WHAT THE EXERCISE ASKS >>
All lines featuring the string "this" are to be listed.

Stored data
◆ ◆ ◆ ◆ ◆ ◆ ◆
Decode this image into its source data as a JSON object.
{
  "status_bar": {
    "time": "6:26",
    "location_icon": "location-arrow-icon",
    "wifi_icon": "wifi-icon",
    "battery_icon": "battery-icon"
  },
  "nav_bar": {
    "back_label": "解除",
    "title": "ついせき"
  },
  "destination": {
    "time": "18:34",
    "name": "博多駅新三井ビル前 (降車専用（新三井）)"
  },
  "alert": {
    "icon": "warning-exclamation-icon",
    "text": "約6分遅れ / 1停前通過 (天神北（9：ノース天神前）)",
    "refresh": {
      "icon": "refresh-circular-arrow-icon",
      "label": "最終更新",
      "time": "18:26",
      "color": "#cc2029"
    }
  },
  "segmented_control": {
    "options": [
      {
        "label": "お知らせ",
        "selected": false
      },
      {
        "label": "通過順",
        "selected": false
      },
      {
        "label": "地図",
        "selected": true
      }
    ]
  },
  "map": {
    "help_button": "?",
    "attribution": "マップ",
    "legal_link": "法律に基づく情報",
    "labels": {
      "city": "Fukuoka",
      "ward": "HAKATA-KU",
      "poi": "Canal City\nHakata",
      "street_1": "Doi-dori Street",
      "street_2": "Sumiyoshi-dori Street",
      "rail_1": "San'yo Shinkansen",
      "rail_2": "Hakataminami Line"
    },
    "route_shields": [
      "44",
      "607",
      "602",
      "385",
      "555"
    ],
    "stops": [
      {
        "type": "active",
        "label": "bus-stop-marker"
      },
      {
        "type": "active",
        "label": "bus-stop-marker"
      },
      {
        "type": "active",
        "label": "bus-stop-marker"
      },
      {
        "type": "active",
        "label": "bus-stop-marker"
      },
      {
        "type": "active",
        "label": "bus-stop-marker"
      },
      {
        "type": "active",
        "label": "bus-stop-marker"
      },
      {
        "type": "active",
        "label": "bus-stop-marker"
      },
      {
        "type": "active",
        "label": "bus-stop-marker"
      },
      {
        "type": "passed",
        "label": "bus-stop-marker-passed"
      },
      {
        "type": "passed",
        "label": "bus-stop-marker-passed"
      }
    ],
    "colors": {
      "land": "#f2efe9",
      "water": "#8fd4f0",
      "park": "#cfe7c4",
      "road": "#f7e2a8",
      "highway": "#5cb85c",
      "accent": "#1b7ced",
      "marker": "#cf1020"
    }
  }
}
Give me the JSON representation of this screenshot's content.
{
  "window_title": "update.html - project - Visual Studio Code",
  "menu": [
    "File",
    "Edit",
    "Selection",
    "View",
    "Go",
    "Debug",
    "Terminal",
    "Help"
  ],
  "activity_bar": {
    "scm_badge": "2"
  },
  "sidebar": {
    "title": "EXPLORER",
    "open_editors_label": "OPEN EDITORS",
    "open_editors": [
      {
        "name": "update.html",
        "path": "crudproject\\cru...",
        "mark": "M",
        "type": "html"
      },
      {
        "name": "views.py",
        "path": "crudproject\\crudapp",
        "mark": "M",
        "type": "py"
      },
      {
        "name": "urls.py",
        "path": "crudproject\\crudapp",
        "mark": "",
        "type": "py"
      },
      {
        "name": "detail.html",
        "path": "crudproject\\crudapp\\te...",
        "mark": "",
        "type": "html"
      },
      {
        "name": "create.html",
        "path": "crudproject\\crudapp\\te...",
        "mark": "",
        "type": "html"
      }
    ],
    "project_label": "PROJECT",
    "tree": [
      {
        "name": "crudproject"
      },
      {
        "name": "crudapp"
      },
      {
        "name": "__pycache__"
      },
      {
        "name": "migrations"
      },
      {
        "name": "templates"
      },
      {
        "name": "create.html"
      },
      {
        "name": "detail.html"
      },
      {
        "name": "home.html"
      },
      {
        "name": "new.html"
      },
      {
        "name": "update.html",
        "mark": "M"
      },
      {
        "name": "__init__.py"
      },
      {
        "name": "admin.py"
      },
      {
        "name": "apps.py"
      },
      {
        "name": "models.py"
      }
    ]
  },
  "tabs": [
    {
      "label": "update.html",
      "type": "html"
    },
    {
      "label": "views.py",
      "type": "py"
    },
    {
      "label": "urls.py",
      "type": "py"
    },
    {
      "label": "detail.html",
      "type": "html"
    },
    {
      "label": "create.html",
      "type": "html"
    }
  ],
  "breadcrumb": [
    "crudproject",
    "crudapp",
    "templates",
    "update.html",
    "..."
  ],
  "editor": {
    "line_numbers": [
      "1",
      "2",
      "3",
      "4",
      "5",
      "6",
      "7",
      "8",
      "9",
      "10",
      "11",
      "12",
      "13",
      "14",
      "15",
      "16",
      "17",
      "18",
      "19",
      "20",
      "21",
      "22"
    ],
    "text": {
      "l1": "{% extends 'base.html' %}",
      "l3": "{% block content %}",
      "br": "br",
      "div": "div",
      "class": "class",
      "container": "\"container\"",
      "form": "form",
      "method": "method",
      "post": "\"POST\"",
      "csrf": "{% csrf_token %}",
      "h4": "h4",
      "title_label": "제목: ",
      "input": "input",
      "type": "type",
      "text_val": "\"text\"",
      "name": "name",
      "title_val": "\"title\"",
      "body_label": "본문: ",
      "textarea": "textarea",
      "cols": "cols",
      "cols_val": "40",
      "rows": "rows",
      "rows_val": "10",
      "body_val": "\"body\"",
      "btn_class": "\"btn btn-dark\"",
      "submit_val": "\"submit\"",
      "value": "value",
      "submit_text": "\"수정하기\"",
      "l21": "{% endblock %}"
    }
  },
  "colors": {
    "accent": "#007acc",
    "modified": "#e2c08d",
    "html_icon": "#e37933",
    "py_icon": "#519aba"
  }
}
◆ ◆ ◆ ◆ ◆ ◆ ◆
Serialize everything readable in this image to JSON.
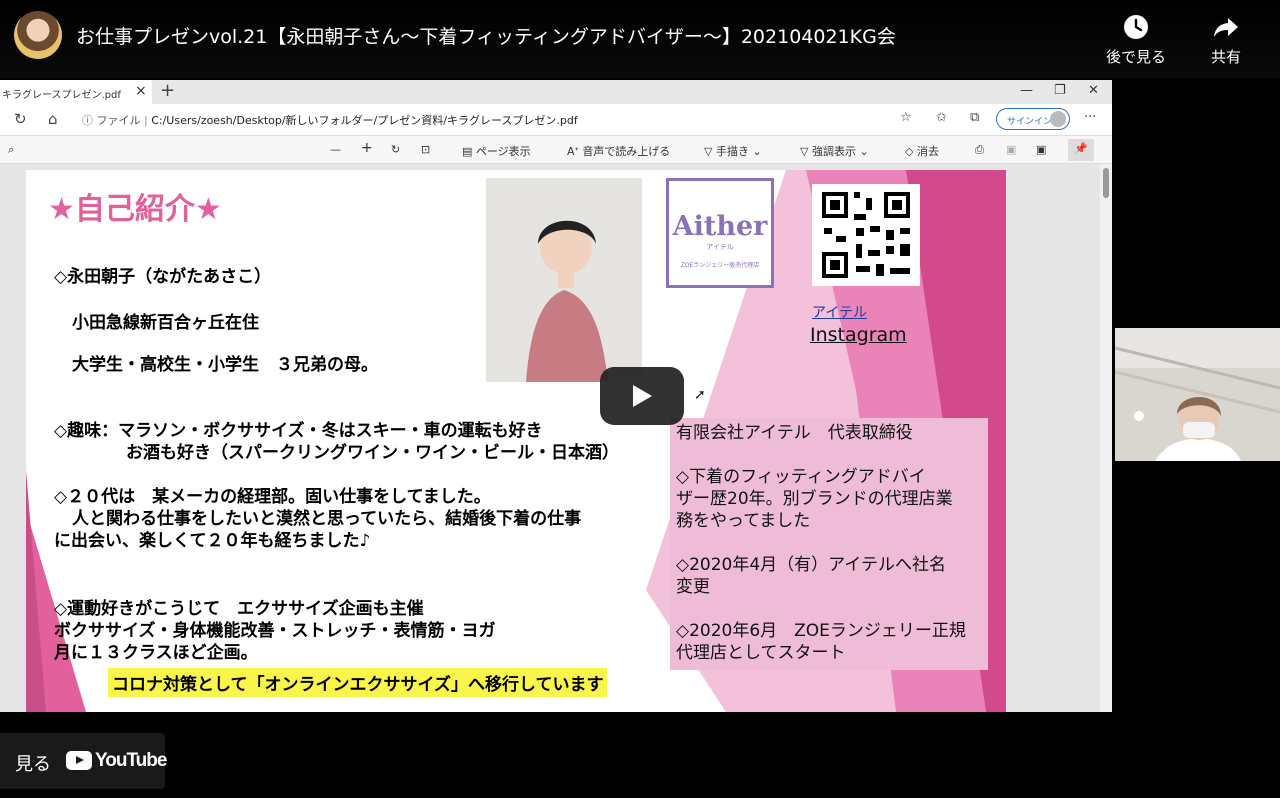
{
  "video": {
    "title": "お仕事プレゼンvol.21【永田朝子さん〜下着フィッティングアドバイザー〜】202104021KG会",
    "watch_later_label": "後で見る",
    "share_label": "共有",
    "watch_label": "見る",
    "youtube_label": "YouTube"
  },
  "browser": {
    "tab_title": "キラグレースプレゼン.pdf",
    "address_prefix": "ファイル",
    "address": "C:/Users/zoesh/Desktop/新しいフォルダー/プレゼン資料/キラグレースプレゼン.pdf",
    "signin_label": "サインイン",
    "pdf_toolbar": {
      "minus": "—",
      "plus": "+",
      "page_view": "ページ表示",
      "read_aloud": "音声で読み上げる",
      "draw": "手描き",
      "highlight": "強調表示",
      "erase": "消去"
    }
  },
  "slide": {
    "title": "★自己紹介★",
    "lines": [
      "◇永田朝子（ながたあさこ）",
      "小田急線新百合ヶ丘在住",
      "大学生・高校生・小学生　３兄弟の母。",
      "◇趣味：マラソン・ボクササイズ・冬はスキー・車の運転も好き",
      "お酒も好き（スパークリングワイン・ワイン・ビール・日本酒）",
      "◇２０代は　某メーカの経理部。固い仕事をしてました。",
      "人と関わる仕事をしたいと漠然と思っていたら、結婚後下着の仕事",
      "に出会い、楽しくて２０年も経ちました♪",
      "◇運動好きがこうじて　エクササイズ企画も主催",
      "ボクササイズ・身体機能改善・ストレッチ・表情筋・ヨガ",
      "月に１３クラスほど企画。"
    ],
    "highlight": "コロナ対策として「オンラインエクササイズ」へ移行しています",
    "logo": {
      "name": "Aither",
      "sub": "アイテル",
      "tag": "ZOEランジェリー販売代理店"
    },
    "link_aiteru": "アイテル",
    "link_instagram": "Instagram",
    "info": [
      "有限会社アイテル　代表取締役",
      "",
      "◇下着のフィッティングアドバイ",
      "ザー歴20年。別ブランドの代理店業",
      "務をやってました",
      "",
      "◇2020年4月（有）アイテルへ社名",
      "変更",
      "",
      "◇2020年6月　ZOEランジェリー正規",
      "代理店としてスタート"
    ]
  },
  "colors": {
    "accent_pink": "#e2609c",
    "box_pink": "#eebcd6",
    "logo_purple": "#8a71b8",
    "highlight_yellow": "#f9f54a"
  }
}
◆ ◆ ◆ ◆ ◆ ◆ ◆
RESPONSE >>
Decode this image into its source data as a JSON object.
Give me the JSON representation of this screenshot's content.
Serialize everything readable in this image to JSON.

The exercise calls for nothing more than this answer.